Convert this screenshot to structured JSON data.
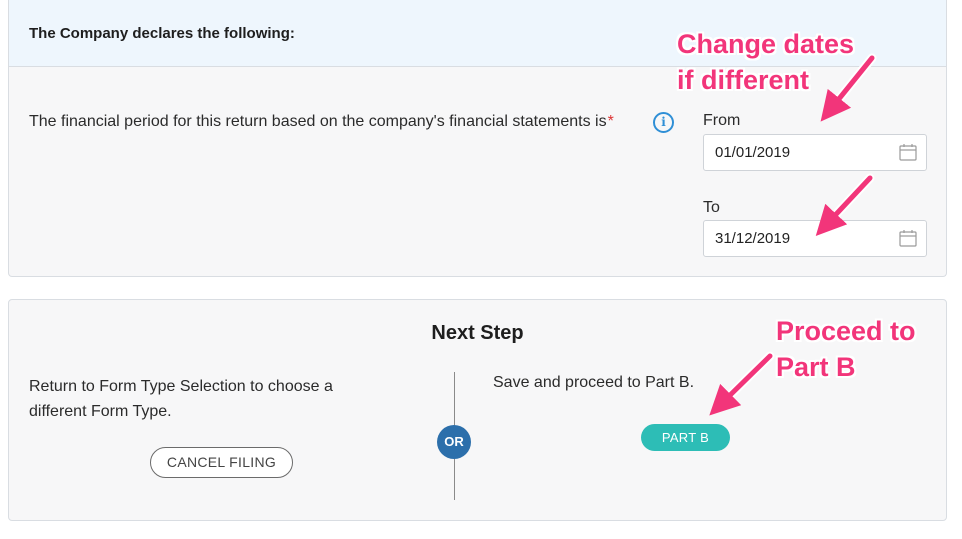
{
  "declaration": {
    "title": "The Company declares the following:",
    "period_text": "The financial period for this return based on the company's financial statements is",
    "required_mark": "*",
    "info_icon": "info-icon",
    "from_label": "From",
    "from_value": "01/01/2019",
    "to_label": "To",
    "to_value": "31/12/2019",
    "calendar_icon": "calendar-icon"
  },
  "next_step": {
    "title": "Next Step",
    "left_text": "Return to Form Type Selection to choose a different Form Type.",
    "cancel_label": "CANCEL FILING",
    "or_label": "OR",
    "right_text": "Save and proceed to Part B.",
    "partb_label": "PART B"
  },
  "annotations": {
    "change_dates_line1": "Change dates",
    "change_dates_line2": "if different",
    "proceed_line1": "Proceed to",
    "proceed_line2": "Part B"
  },
  "colors": {
    "annotation": "#f2357a",
    "accent_teal": "#2dbdb6",
    "or_badge": "#2c6fab",
    "info_blue": "#2f8fd6",
    "header_bg": "#eef6fd"
  }
}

:::

To be done: Show each line of the data that contains the string "icon".

Exercise output:
    "info_icon": "info-icon",
    "calendar_icon": "calendar-icon"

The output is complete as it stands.